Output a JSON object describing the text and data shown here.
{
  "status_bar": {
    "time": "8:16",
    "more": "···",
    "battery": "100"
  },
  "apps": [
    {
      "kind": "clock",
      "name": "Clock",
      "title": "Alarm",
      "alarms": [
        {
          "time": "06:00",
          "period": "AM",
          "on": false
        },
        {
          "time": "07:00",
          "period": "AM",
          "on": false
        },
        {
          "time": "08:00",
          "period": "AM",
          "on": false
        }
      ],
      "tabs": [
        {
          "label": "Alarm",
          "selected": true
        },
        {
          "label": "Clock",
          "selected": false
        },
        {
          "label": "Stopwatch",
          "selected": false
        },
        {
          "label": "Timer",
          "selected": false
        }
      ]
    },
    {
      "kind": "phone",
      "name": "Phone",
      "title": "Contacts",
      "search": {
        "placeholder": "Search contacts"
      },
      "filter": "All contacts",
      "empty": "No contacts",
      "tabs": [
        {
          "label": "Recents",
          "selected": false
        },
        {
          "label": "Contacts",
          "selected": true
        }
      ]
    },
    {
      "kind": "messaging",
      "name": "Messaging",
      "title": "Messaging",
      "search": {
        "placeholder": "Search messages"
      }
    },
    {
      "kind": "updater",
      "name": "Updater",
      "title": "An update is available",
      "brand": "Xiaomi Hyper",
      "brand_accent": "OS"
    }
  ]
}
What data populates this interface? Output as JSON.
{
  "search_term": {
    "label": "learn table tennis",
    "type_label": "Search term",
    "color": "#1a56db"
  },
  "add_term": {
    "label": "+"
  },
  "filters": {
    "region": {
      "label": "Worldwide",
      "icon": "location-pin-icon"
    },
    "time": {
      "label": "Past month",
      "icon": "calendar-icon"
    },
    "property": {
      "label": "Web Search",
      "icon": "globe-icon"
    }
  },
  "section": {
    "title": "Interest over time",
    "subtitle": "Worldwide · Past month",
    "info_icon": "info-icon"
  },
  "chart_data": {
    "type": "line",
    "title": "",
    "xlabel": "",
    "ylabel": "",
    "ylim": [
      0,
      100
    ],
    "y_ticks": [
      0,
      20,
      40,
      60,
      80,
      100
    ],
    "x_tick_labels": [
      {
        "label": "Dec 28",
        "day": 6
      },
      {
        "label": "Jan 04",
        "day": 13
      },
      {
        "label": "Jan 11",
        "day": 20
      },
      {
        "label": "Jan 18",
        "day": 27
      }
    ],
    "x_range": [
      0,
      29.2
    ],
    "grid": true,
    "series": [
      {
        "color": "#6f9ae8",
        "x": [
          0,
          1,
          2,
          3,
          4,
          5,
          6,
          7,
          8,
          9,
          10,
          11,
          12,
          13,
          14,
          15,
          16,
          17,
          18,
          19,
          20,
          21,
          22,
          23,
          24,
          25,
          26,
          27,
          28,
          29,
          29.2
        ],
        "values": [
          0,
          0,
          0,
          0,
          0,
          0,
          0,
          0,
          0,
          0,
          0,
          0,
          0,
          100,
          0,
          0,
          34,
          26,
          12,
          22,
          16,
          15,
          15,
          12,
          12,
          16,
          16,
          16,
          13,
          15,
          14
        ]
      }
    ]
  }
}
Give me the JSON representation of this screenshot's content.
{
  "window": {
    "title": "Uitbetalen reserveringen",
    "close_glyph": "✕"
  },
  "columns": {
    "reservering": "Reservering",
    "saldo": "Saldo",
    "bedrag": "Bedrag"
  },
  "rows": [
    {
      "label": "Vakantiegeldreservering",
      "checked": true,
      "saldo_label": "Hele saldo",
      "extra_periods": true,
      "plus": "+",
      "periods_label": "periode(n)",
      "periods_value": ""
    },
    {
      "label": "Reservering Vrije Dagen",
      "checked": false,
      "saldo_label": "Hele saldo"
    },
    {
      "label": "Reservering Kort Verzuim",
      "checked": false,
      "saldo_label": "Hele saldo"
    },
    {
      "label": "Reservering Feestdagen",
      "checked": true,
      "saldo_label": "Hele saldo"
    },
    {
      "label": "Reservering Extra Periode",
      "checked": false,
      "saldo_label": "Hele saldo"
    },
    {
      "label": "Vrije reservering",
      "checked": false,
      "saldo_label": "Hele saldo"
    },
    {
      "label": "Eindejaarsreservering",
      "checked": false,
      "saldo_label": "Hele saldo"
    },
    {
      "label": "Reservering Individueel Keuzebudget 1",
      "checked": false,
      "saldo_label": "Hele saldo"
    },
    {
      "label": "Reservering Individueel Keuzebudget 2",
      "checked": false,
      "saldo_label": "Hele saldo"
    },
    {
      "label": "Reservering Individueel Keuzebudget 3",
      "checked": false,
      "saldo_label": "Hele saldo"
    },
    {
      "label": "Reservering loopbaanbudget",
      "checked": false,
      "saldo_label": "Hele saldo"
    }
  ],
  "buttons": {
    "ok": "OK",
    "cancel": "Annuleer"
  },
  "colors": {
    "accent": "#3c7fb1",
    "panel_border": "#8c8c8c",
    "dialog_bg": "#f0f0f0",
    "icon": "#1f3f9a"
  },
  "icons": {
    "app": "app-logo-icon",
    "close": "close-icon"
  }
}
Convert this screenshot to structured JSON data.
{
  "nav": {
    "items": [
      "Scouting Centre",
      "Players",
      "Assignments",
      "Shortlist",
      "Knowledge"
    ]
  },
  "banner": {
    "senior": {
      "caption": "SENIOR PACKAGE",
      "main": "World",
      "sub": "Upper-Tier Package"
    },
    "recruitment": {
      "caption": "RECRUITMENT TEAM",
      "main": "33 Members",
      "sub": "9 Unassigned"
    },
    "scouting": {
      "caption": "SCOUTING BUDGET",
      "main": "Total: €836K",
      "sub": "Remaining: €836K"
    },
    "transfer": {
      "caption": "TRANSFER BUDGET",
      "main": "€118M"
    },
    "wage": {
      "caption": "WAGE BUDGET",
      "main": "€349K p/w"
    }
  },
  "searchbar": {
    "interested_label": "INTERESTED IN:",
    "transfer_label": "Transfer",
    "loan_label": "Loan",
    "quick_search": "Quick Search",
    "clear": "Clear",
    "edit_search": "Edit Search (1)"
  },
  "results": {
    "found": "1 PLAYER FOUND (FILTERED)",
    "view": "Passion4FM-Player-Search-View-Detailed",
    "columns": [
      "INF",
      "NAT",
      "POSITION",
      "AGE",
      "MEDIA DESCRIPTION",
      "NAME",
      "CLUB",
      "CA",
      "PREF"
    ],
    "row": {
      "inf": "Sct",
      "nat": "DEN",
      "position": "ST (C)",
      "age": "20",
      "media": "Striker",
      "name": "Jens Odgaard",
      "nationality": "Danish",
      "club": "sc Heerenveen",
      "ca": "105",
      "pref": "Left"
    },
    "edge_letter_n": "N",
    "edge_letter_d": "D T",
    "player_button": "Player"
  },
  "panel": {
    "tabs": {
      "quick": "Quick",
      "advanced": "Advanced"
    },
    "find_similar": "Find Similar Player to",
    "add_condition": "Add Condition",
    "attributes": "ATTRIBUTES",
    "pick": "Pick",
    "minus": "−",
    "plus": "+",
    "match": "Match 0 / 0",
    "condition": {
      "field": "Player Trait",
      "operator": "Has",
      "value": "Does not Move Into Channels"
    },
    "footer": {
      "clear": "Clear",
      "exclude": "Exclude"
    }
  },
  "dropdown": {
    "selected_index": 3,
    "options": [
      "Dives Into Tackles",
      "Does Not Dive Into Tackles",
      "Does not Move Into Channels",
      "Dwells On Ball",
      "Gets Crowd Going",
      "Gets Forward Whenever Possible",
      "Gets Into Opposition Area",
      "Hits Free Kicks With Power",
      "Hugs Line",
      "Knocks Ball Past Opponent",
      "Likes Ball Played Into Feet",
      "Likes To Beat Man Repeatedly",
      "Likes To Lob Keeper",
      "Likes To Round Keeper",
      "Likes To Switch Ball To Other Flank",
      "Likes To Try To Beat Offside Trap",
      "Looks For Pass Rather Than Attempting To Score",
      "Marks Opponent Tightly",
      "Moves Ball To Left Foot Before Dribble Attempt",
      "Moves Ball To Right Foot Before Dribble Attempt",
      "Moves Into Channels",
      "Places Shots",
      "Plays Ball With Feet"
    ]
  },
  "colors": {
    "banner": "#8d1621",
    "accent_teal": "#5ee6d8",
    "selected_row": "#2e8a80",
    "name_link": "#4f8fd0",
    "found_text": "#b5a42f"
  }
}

> **Stated goal**: How many lines in the records hold the string "Output"? Reply with the number alone.

> **Result of this task**: 2